## Dataset records
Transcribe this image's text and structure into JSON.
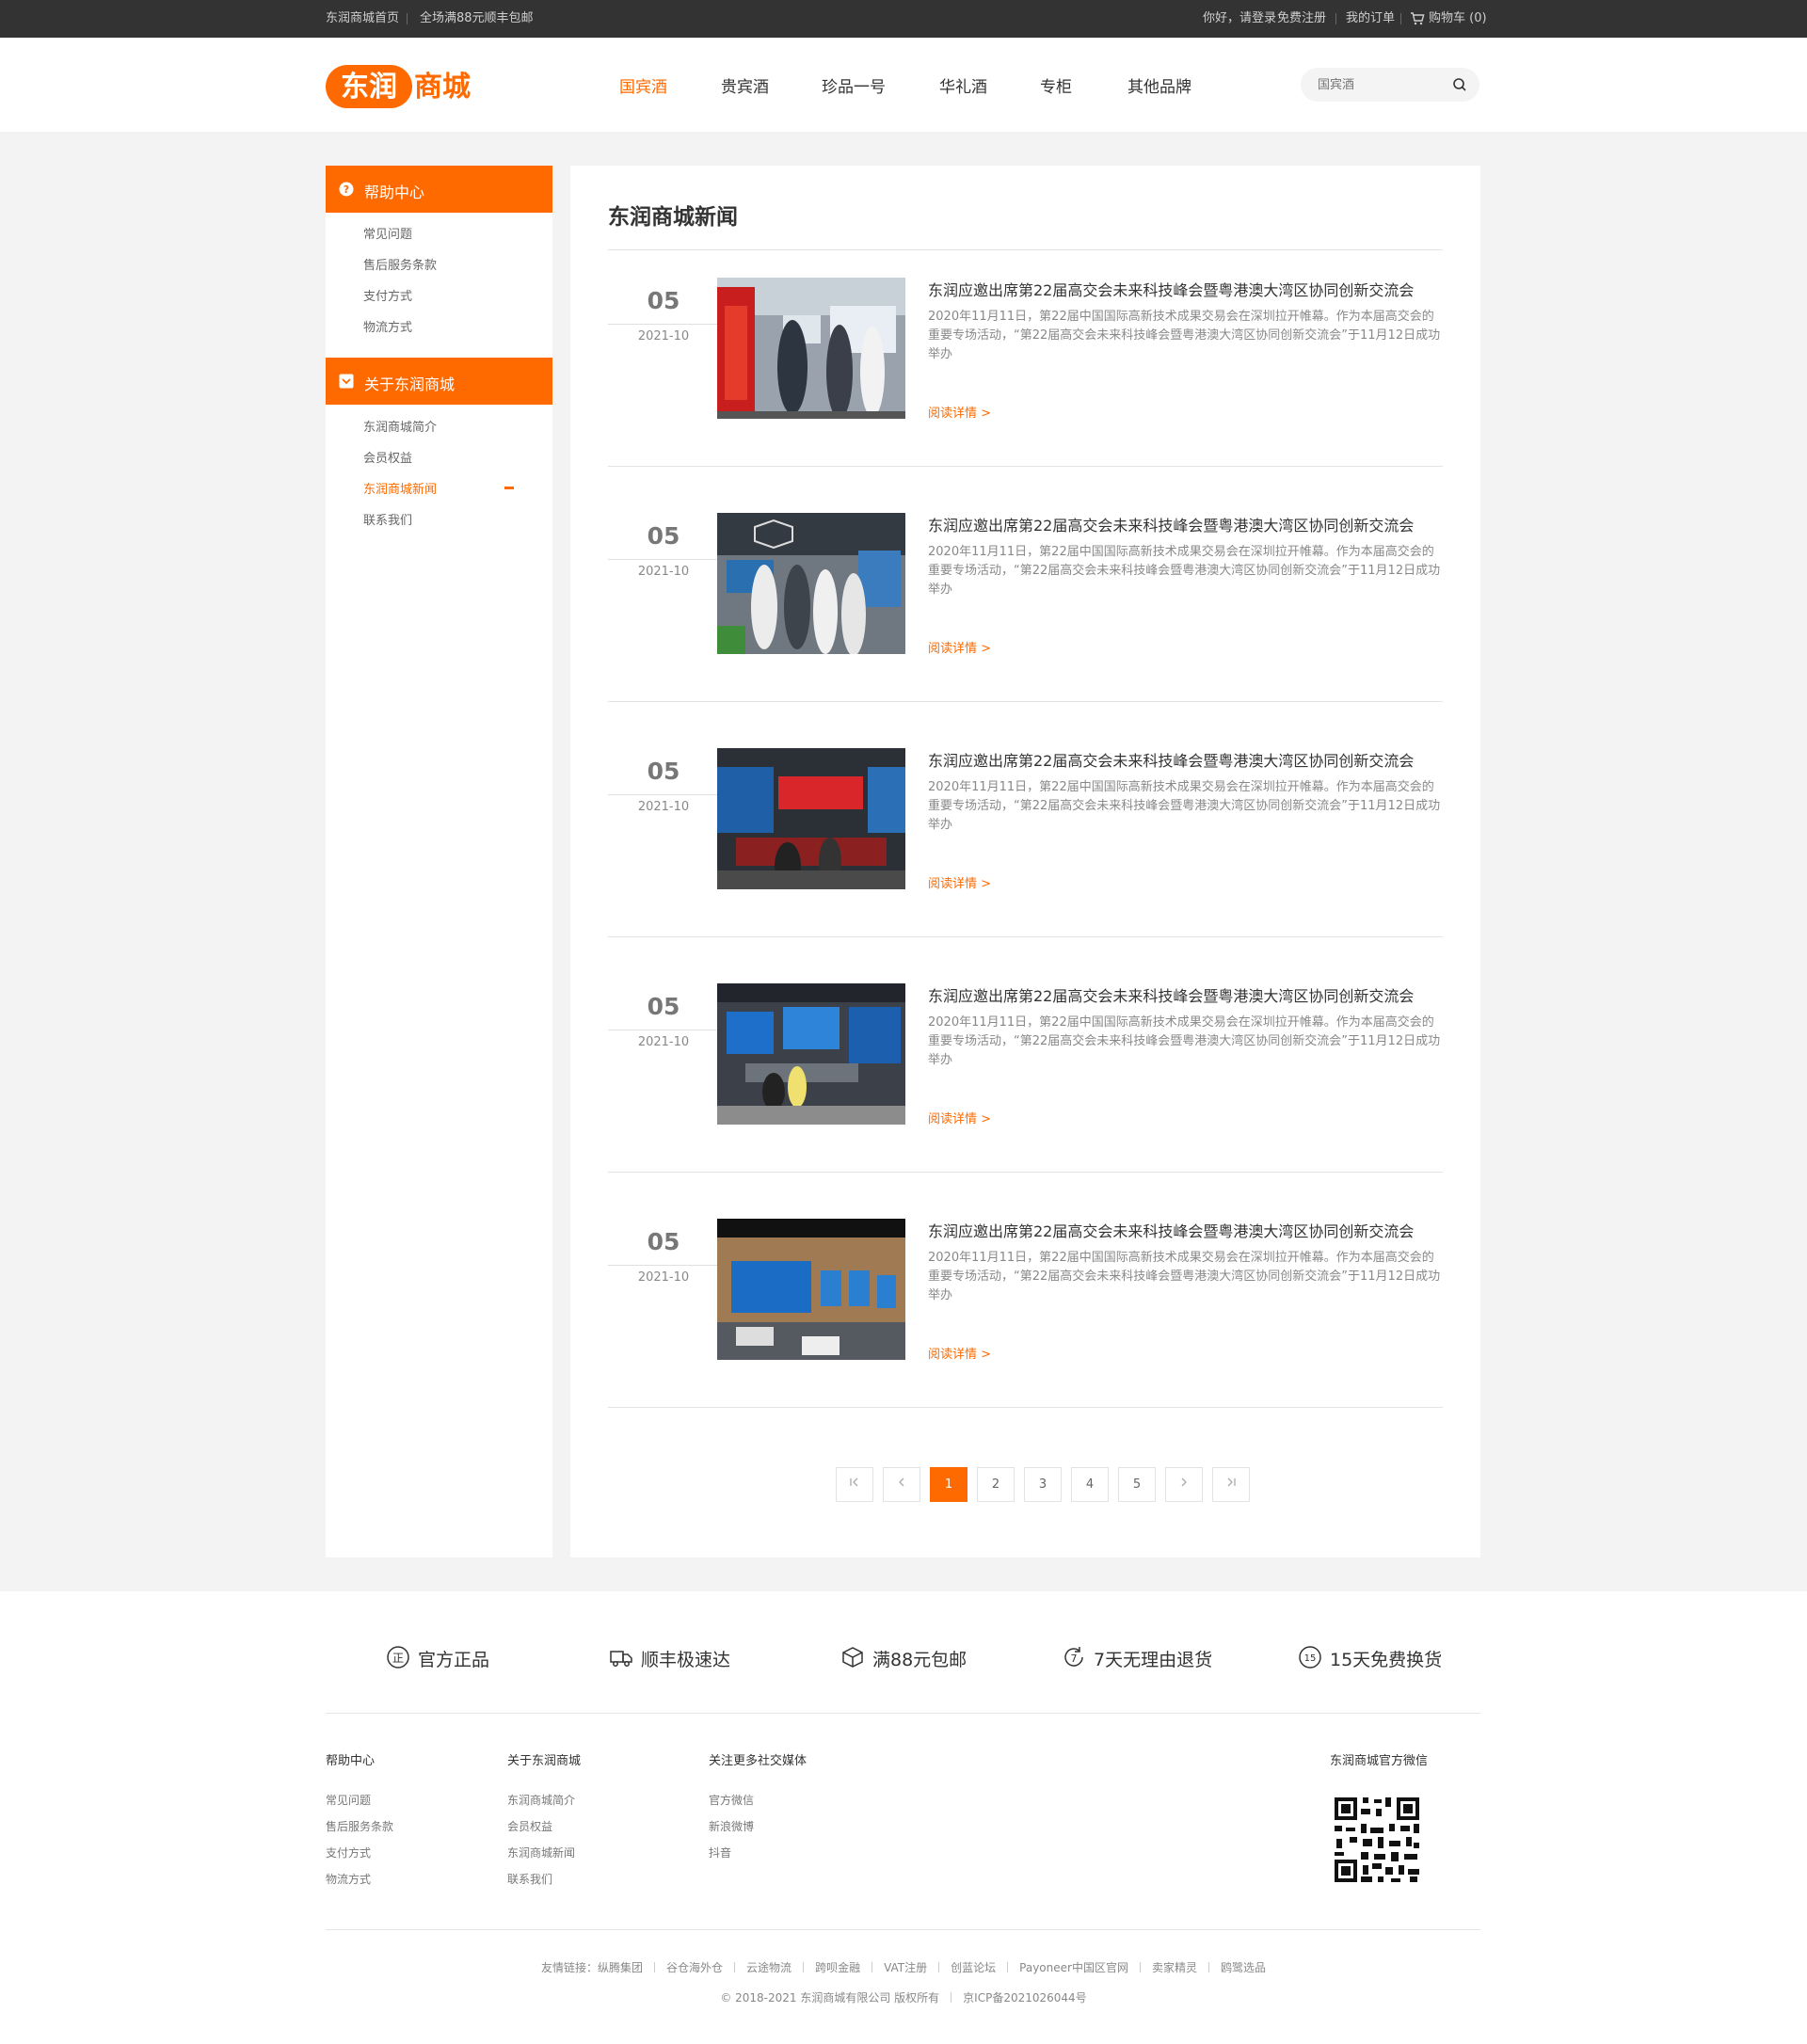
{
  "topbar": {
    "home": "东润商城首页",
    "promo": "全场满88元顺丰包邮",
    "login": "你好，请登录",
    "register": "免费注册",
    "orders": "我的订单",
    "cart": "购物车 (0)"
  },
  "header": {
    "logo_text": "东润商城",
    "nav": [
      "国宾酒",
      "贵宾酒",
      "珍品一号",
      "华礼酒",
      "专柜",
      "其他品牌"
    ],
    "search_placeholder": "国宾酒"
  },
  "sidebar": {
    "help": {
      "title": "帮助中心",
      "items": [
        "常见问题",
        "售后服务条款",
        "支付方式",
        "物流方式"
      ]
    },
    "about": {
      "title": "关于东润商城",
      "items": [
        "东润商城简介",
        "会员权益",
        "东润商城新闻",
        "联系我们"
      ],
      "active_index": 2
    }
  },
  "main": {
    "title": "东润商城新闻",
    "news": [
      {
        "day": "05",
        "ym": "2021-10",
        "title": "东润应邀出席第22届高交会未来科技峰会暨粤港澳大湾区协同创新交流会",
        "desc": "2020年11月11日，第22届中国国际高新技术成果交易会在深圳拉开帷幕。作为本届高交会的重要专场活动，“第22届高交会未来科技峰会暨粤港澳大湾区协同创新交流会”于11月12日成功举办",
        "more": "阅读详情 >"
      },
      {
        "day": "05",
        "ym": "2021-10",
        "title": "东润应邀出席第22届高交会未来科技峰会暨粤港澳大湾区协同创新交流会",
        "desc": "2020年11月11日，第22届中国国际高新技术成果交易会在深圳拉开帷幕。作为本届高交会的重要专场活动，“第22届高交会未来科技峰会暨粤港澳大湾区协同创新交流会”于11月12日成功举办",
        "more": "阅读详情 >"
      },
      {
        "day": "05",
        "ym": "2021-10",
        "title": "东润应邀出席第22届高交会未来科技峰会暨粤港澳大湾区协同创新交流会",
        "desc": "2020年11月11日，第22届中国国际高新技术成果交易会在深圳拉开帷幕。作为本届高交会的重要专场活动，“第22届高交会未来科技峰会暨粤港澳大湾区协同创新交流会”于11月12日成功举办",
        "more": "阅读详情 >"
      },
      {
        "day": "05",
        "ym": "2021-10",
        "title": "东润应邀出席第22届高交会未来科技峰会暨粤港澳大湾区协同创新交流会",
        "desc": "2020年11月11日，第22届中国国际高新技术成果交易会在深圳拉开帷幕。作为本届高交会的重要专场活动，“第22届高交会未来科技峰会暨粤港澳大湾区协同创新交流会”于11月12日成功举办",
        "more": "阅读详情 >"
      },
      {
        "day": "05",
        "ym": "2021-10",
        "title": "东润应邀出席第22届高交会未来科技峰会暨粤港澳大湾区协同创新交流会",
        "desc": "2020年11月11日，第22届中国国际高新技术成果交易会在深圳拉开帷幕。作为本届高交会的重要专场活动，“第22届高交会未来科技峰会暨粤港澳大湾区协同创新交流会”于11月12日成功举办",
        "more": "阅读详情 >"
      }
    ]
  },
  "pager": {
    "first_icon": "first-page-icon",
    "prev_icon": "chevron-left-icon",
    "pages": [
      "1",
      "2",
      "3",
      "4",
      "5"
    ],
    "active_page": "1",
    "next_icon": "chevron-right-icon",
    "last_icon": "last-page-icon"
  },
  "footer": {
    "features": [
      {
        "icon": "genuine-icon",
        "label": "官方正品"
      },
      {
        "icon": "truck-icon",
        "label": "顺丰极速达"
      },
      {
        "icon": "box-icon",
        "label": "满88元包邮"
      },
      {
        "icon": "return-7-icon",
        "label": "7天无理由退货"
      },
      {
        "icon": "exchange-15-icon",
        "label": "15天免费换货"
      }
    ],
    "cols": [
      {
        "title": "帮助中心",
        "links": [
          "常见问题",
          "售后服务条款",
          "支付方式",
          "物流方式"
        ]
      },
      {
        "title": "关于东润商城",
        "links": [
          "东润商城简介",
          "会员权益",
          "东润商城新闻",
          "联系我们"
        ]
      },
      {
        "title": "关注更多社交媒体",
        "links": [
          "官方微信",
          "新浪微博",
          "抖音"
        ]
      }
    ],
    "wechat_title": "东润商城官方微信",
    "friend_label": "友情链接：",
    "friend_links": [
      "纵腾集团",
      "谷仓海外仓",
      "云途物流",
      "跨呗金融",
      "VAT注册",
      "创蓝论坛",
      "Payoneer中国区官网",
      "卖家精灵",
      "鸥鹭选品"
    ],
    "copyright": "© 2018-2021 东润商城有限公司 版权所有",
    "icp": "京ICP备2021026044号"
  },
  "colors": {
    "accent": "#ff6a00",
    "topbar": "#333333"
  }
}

## Problem description
Any pictures should be dropped; transcribe the rest of the records above exactly.

## Answer
Transcribe this image's text and structure into JSON.
{
  "topbar": {
    "home": "东润商城首页",
    "promo": "全场满88元顺丰包邮",
    "login": "你好，请登录",
    "register": "免费注册",
    "orders": "我的订单",
    "cart": "购物车 (0)"
  },
  "header": {
    "logo_text": "东润商城",
    "nav": [
      "国宾酒",
      "贵宾酒",
      "珍品一号",
      "华礼酒",
      "专柜",
      "其他品牌"
    ],
    "search_placeholder": "国宾酒"
  },
  "sidebar": {
    "help": {
      "title": "帮助中心",
      "items": [
        "常见问题",
        "售后服务条款",
        "支付方式",
        "物流方式"
      ]
    },
    "about": {
      "title": "关于东润商城",
      "items": [
        "东润商城简介",
        "会员权益",
        "东润商城新闻",
        "联系我们"
      ],
      "active_index": 2
    }
  },
  "main": {
    "title": "东润商城新闻",
    "news": [
      {
        "day": "05",
        "ym": "2021-10",
        "title": "东润应邀出席第22届高交会未来科技峰会暨粤港澳大湾区协同创新交流会",
        "desc": "2020年11月11日，第22届中国国际高新技术成果交易会在深圳拉开帷幕。作为本届高交会的重要专场活动，“第22届高交会未来科技峰会暨粤港澳大湾区协同创新交流会”于11月12日成功举办",
        "more": "阅读详情 >"
      },
      {
        "day": "05",
        "ym": "2021-10",
        "title": "东润应邀出席第22届高交会未来科技峰会暨粤港澳大湾区协同创新交流会",
        "desc": "2020年11月11日，第22届中国国际高新技术成果交易会在深圳拉开帷幕。作为本届高交会的重要专场活动，“第22届高交会未来科技峰会暨粤港澳大湾区协同创新交流会”于11月12日成功举办",
        "more": "阅读详情 >"
      },
      {
        "day": "05",
        "ym": "2021-10",
        "title": "东润应邀出席第22届高交会未来科技峰会暨粤港澳大湾区协同创新交流会",
        "desc": "2020年11月11日，第22届中国国际高新技术成果交易会在深圳拉开帷幕。作为本届高交会的重要专场活动，“第22届高交会未来科技峰会暨粤港澳大湾区协同创新交流会”于11月12日成功举办",
        "more": "阅读详情 >"
      },
      {
        "day": "05",
        "ym": "2021-10",
        "title": "东润应邀出席第22届高交会未来科技峰会暨粤港澳大湾区协同创新交流会",
        "desc": "2020年11月11日，第22届中国国际高新技术成果交易会在深圳拉开帷幕。作为本届高交会的重要专场活动，“第22届高交会未来科技峰会暨粤港澳大湾区协同创新交流会”于11月12日成功举办",
        "more": "阅读详情 >"
      },
      {
        "day": "05",
        "ym": "2021-10",
        "title": "东润应邀出席第22届高交会未来科技峰会暨粤港澳大湾区协同创新交流会",
        "desc": "2020年11月11日，第22届中国国际高新技术成果交易会在深圳拉开帷幕。作为本届高交会的重要专场活动，“第22届高交会未来科技峰会暨粤港澳大湾区协同创新交流会”于11月12日成功举办",
        "more": "阅读详情 >"
      }
    ]
  },
  "pager": {
    "first_icon": "first-page-icon",
    "prev_icon": "chevron-left-icon",
    "pages": [
      "1",
      "2",
      "3",
      "4",
      "5"
    ],
    "active_page": "1",
    "next_icon": "chevron-right-icon",
    "last_icon": "last-page-icon"
  },
  "footer": {
    "features": [
      {
        "icon": "genuine-icon",
        "label": "官方正品"
      },
      {
        "icon": "truck-icon",
        "label": "顺丰极速达"
      },
      {
        "icon": "box-icon",
        "label": "满88元包邮"
      },
      {
        "icon": "return-7-icon",
        "label": "7天无理由退货"
      },
      {
        "icon": "exchange-15-icon",
        "label": "15天免费换货"
      }
    ],
    "cols": [
      {
        "title": "帮助中心",
        "links": [
          "常见问题",
          "售后服务条款",
          "支付方式",
          "物流方式"
        ]
      },
      {
        "title": "关于东润商城",
        "links": [
          "东润商城简介",
          "会员权益",
          "东润商城新闻",
          "联系我们"
        ]
      },
      {
        "title": "关注更多社交媒体",
        "links": [
          "官方微信",
          "新浪微博",
          "抖音"
        ]
      }
    ],
    "wechat_title": "东润商城官方微信",
    "friend_label": "友情链接：",
    "friend_links": [
      "纵腾集团",
      "谷仓海外仓",
      "云途物流",
      "跨呗金融",
      "VAT注册",
      "创蓝论坛",
      "Payoneer中国区官网",
      "卖家精灵",
      "鸥鹭选品"
    ],
    "copyright": "© 2018-2021 东润商城有限公司 版权所有",
    "icp": "京ICP备2021026044号"
  },
  "colors": {
    "accent": "#ff6a00",
    "topbar": "#333333"
  }
}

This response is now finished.